## [WHAT YOU SHOULD DO]
Your task is to repeat the lines below exactly, excluding any pictures they contain.

## [DATA FOR PROCESSING]

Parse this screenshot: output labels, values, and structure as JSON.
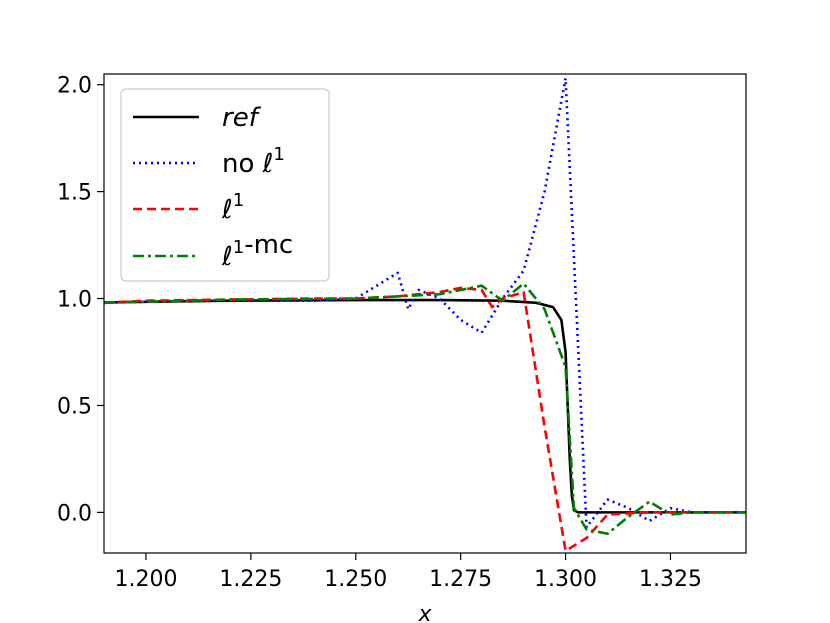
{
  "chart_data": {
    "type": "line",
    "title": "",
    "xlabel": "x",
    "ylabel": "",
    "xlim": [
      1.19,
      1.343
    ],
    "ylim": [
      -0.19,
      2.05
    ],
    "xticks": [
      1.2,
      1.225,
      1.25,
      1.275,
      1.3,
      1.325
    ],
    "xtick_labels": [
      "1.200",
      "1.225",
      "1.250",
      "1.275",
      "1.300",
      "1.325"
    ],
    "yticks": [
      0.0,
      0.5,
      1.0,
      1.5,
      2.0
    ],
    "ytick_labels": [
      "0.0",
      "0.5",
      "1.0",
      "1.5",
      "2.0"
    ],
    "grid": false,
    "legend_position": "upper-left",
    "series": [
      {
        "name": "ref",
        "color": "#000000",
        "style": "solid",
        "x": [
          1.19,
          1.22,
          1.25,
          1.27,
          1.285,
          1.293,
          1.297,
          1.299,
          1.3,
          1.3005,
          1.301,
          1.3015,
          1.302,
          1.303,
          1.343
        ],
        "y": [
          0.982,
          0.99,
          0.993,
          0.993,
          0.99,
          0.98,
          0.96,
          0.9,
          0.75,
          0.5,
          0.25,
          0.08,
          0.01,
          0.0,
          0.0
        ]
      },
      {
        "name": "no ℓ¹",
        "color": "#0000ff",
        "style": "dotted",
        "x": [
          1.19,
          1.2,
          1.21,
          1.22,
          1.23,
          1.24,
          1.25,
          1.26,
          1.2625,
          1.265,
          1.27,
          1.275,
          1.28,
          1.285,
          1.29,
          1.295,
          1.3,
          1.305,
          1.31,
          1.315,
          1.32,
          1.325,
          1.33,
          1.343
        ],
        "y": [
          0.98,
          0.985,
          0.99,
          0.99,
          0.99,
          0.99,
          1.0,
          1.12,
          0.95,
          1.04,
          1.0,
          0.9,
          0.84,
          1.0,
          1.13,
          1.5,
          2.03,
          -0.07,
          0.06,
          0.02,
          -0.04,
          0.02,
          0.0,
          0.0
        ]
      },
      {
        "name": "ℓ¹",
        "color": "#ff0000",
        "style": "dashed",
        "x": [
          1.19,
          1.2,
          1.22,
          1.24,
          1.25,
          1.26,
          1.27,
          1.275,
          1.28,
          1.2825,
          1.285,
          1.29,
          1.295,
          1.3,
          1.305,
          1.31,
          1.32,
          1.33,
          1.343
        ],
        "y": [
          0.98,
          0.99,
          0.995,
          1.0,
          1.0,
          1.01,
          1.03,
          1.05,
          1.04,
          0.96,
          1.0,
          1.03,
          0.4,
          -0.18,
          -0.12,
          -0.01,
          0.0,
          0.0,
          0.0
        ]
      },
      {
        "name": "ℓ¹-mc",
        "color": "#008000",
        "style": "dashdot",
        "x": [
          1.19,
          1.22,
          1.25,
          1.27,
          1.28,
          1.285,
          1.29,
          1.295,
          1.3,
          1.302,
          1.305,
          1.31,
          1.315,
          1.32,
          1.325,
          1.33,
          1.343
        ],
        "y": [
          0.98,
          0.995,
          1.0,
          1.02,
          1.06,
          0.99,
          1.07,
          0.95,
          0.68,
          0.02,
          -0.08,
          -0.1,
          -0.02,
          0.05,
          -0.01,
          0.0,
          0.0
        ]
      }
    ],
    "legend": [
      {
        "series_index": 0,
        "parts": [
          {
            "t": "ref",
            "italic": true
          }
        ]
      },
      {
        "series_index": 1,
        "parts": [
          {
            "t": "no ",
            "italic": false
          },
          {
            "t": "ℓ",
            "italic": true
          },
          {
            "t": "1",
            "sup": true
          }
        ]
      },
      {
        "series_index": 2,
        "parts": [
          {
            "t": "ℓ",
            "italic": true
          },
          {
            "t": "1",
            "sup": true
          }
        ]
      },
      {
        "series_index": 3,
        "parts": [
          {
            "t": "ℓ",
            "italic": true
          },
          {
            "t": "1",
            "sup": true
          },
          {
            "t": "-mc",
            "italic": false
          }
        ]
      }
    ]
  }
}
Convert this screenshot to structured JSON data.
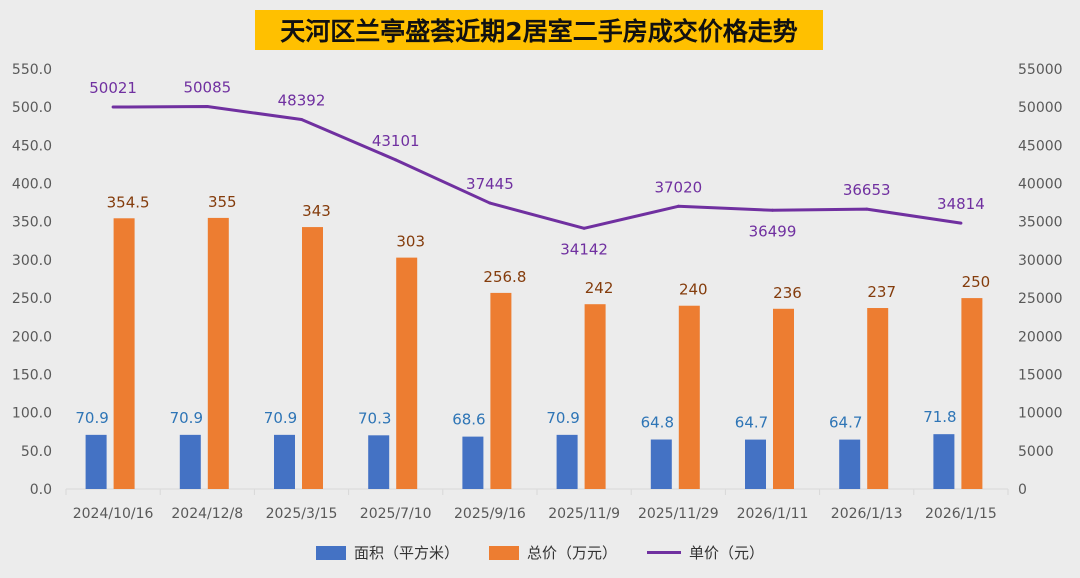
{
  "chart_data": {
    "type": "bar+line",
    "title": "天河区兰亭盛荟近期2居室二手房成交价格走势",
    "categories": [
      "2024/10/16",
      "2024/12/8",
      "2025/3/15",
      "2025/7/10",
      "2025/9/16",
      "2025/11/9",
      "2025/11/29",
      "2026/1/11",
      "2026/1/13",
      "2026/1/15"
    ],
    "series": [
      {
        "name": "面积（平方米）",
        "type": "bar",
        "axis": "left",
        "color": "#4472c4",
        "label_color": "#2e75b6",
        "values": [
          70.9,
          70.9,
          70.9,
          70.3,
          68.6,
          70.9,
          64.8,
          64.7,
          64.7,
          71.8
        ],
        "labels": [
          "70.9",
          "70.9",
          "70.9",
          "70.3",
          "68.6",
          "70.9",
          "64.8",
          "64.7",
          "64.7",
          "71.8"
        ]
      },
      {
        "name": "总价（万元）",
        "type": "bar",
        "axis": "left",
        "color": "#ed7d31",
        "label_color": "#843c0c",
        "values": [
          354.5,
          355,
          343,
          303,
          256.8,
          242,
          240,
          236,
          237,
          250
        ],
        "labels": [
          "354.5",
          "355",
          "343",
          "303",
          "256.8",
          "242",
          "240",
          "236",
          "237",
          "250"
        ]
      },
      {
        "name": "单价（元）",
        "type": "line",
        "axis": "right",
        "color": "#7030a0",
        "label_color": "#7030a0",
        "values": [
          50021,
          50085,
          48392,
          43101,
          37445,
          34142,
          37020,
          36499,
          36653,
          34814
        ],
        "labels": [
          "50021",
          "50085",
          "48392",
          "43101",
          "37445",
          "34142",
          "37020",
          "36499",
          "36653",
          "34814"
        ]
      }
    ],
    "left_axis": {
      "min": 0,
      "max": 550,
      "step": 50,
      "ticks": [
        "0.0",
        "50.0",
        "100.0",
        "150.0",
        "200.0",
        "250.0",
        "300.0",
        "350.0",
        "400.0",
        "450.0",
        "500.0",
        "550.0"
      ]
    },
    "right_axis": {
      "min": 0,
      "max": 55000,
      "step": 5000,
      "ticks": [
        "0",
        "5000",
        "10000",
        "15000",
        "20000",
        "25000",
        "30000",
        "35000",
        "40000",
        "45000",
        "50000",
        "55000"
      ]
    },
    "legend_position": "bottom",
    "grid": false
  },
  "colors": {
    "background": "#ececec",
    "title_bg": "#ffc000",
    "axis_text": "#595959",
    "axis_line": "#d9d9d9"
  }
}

## [SOLUTION FOR THIS TASK]
Parse this screenshot: output labels, values, and structure as JSON.
{
  "chart_data": {
    "type": "line",
    "title": "",
    "xlabel": "x",
    "ylabel": "",
    "xlim": [
      1.19,
      1.343
    ],
    "ylim": [
      -0.19,
      2.05
    ],
    "xticks": [
      1.2,
      1.225,
      1.25,
      1.275,
      1.3,
      1.325
    ],
    "xtick_labels": [
      "1.200",
      "1.225",
      "1.250",
      "1.275",
      "1.300",
      "1.325"
    ],
    "yticks": [
      0.0,
      0.5,
      1.0,
      1.5,
      2.0
    ],
    "ytick_labels": [
      "0.0",
      "0.5",
      "1.0",
      "1.5",
      "2.0"
    ],
    "grid": false,
    "legend_position": "upper-left",
    "series": [
      {
        "name": "ref",
        "color": "#000000",
        "style": "solid",
        "x": [
          1.19,
          1.22,
          1.25,
          1.27,
          1.285,
          1.293,
          1.297,
          1.299,
          1.3,
          1.3005,
          1.301,
          1.3015,
          1.302,
          1.303,
          1.343
        ],
        "y": [
          0.982,
          0.99,
          0.993,
          0.993,
          0.99,
          0.98,
          0.96,
          0.9,
          0.75,
          0.5,
          0.25,
          0.08,
          0.01,
          0.0,
          0.0
        ]
      },
      {
        "name": "no ℓ¹",
        "color": "#0000ff",
        "style": "dotted",
        "x": [
          1.19,
          1.2,
          1.21,
          1.22,
          1.23,
          1.24,
          1.25,
          1.26,
          1.2625,
          1.265,
          1.27,
          1.275,
          1.28,
          1.285,
          1.29,
          1.295,
          1.3,
          1.305,
          1.31,
          1.315,
          1.32,
          1.325,
          1.33,
          1.343
        ],
        "y": [
          0.98,
          0.985,
          0.99,
          0.99,
          0.99,
          0.99,
          1.0,
          1.12,
          0.95,
          1.04,
          1.0,
          0.9,
          0.84,
          1.0,
          1.13,
          1.5,
          2.03,
          -0.07,
          0.06,
          0.02,
          -0.04,
          0.02,
          0.0,
          0.0
        ]
      },
      {
        "name": "ℓ¹",
        "color": "#ff0000",
        "style": "dashed",
        "x": [
          1.19,
          1.2,
          1.22,
          1.24,
          1.25,
          1.26,
          1.27,
          1.275,
          1.28,
          1.2825,
          1.285,
          1.29,
          1.295,
          1.3,
          1.305,
          1.31,
          1.32,
          1.33,
          1.343
        ],
        "y": [
          0.98,
          0.99,
          0.995,
          1.0,
          1.0,
          1.01,
          1.03,
          1.05,
          1.04,
          0.96,
          1.0,
          1.03,
          0.4,
          -0.18,
          -0.12,
          -0.01,
          0.0,
          0.0,
          0.0
        ]
      },
      {
        "name": "ℓ¹-mc",
        "color": "#008000",
        "style": "dashdot",
        "x": [
          1.19,
          1.22,
          1.25,
          1.27,
          1.28,
          1.285,
          1.29,
          1.295,
          1.3,
          1.302,
          1.305,
          1.31,
          1.315,
          1.32,
          1.325,
          1.33,
          1.343
        ],
        "y": [
          0.98,
          0.995,
          1.0,
          1.02,
          1.06,
          0.99,
          1.07,
          0.95,
          0.68,
          0.02,
          -0.08,
          -0.1,
          -0.02,
          0.05,
          -0.01,
          0.0,
          0.0
        ]
      }
    ],
    "legend": [
      {
        "series_index": 0,
        "parts": [
          {
            "t": "ref",
            "italic": true
          }
        ]
      },
      {
        "series_index": 1,
        "parts": [
          {
            "t": "no ",
            "italic": false
          },
          {
            "t": "ℓ",
            "italic": true
          },
          {
            "t": "1",
            "sup": true
          }
        ]
      },
      {
        "series_index": 2,
        "parts": [
          {
            "t": "ℓ",
            "italic": true
          },
          {
            "t": "1",
            "sup": true
          }
        ]
      },
      {
        "series_index": 3,
        "parts": [
          {
            "t": "ℓ",
            "italic": true
          },
          {
            "t": "1",
            "sup": true
          },
          {
            "t": "-mc",
            "italic": false
          }
        ]
      }
    ]
  }
}
Convert this screenshot to structured JSON data.
{
  "chart_data": {
    "type": "bar+line",
    "title": "天河区兰亭盛荟近期2居室二手房成交价格走势",
    "categories": [
      "2024/10/16",
      "2024/12/8",
      "2025/3/15",
      "2025/7/10",
      "2025/9/16",
      "2025/11/9",
      "2025/11/29",
      "2026/1/11",
      "2026/1/13",
      "2026/1/15"
    ],
    "series": [
      {
        "name": "面积（平方米）",
        "type": "bar",
        "axis": "left",
        "color": "#4472c4",
        "label_color": "#2e75b6",
        "values": [
          70.9,
          70.9,
          70.9,
          70.3,
          68.6,
          70.9,
          64.8,
          64.7,
          64.7,
          71.8
        ],
        "labels": [
          "70.9",
          "70.9",
          "70.9",
          "70.3",
          "68.6",
          "70.9",
          "64.8",
          "64.7",
          "64.7",
          "71.8"
        ]
      },
      {
        "name": "总价（万元）",
        "type": "bar",
        "axis": "left",
        "color": "#ed7d31",
        "label_color": "#843c0c",
        "values": [
          354.5,
          355,
          343,
          303,
          256.8,
          242,
          240,
          236,
          237,
          250
        ],
        "labels": [
          "354.5",
          "355",
          "343",
          "303",
          "256.8",
          "242",
          "240",
          "236",
          "237",
          "250"
        ]
      },
      {
        "name": "单价（元）",
        "type": "line",
        "axis": "right",
        "color": "#7030a0",
        "label_color": "#7030a0",
        "values": [
          50021,
          50085,
          48392,
          43101,
          37445,
          34142,
          37020,
          36499,
          36653,
          34814
        ],
        "labels": [
          "50021",
          "50085",
          "48392",
          "43101",
          "37445",
          "34142",
          "37020",
          "36499",
          "36653",
          "34814"
        ]
      }
    ],
    "left_axis": {
      "min": 0,
      "max": 550,
      "step": 50,
      "ticks": [
        "0.0",
        "50.0",
        "100.0",
        "150.0",
        "200.0",
        "250.0",
        "300.0",
        "350.0",
        "400.0",
        "450.0",
        "500.0",
        "550.0"
      ]
    },
    "right_axis": {
      "min": 0,
      "max": 55000,
      "step": 5000,
      "ticks": [
        "0",
        "5000",
        "10000",
        "15000",
        "20000",
        "25000",
        "30000",
        "35000",
        "40000",
        "45000",
        "50000",
        "55000"
      ]
    },
    "legend_position": "bottom",
    "grid": false
  },
  "colors": {
    "background": "#ececec",
    "title_bg": "#ffc000",
    "axis_text": "#595959",
    "axis_line": "#d9d9d9"
  }
}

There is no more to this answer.